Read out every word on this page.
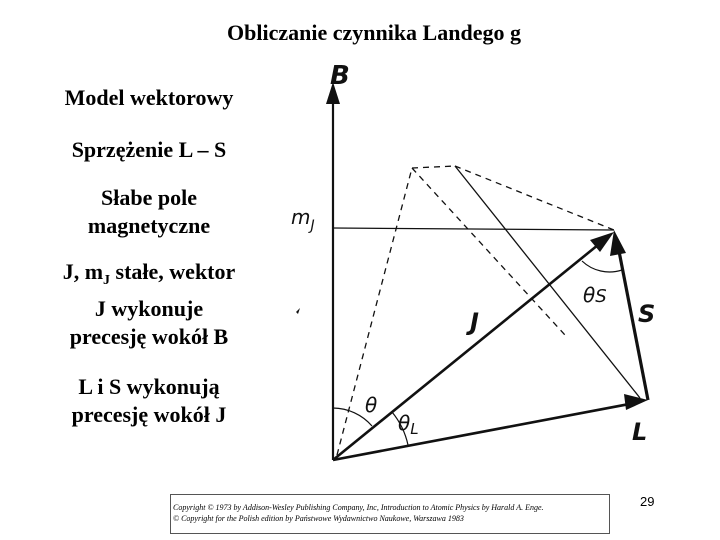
Obliczanie czynnika Landego g

Model wektorowy

Sprzężenie L – S

Słabe pole
magnetyczne

J, $m_J$ stałe, wektor
J wykonuje
precesję wokół B

L i S wykonują
precesję wokół J

B
$m_J$
J	S
L
θ
θS
$\theta_L$
Copyright © 1973 by Addison-Wesley Publishing Company, Inc, Introduction to Atomic Physics by Harald A. Enge.
© Copyright for the Polish edition by Państwowe Wydawnictwo Naukowe, Warszawa 1983
29
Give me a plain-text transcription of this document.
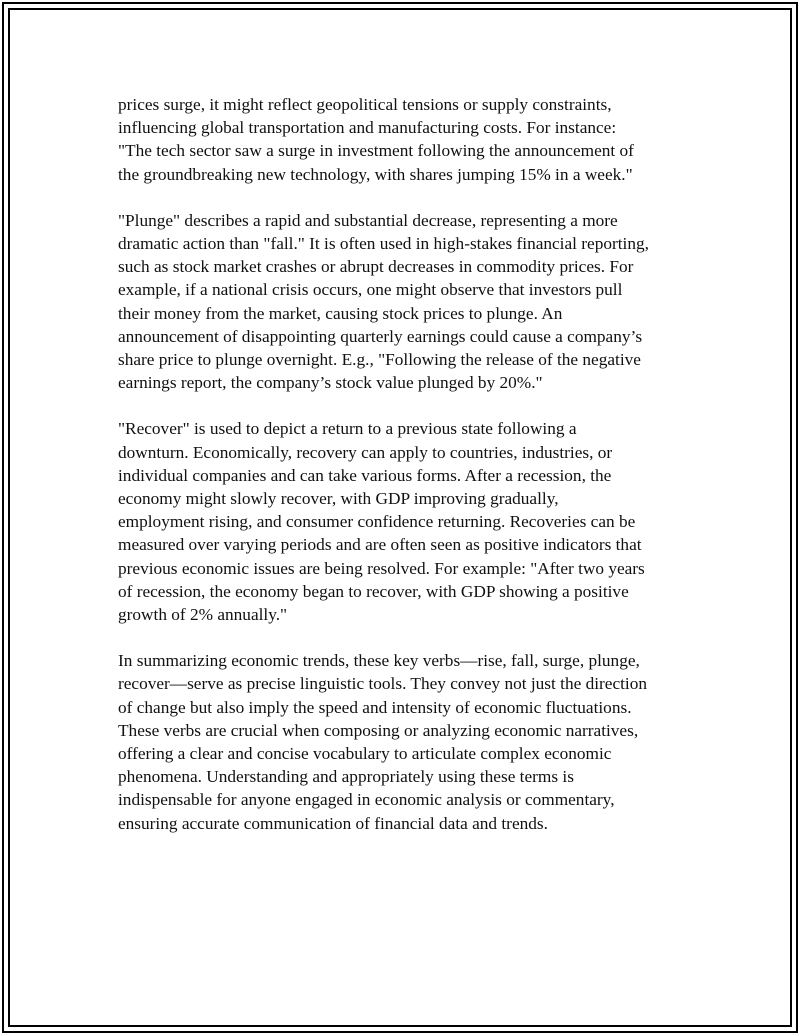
prices surge, it might reflect geopolitical tensions or supply constraints,
influencing global transportation and manufacturing costs. For instance:
"The tech sector saw a surge in investment following the announcement of
the groundbreaking new technology, with shares jumping 15% in a week."

"Plunge" describes a rapid and substantial decrease, representing a more
dramatic action than "fall." It is often used in high-stakes financial reporting,
such as stock market crashes or abrupt decreases in commodity prices. For
example, if a national crisis occurs, one might observe that investors pull
their money from the market, causing stock prices to plunge. An
announcement of disappointing quarterly earnings could cause a company’s
share price to plunge overnight. E.g., "Following the release of the negative
earnings report, the company’s stock value plunged by 20%."

"Recover" is used to depict a return to a previous state following a
downturn. Economically, recovery can apply to countries, industries, or
individual companies and can take various forms. After a recession, the
economy might slowly recover, with GDP improving gradually,
employment rising, and consumer confidence returning. Recoveries can be
measured over varying periods and are often seen as positive indicators that
previous economic issues are being resolved. For example: "After two years
of recession, the economy began to recover, with GDP showing a positive
growth of 2% annually."

In summarizing economic trends, these key verbs—rise, fall, surge, plunge,
recover—serve as precise linguistic tools. They convey not just the direction
of change but also imply the speed and intensity of economic fluctuations.
These verbs are crucial when composing or analyzing economic narratives,
offering a clear and concise vocabulary to articulate complex economic
phenomena. Understanding and appropriately using these terms is
indispensable for anyone engaged in economic analysis or commentary,
ensuring accurate communication of financial data and trends.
== == ==
Write down only the number of lines that contain the string "might" in the listing.

§ **THE REPLY**: 3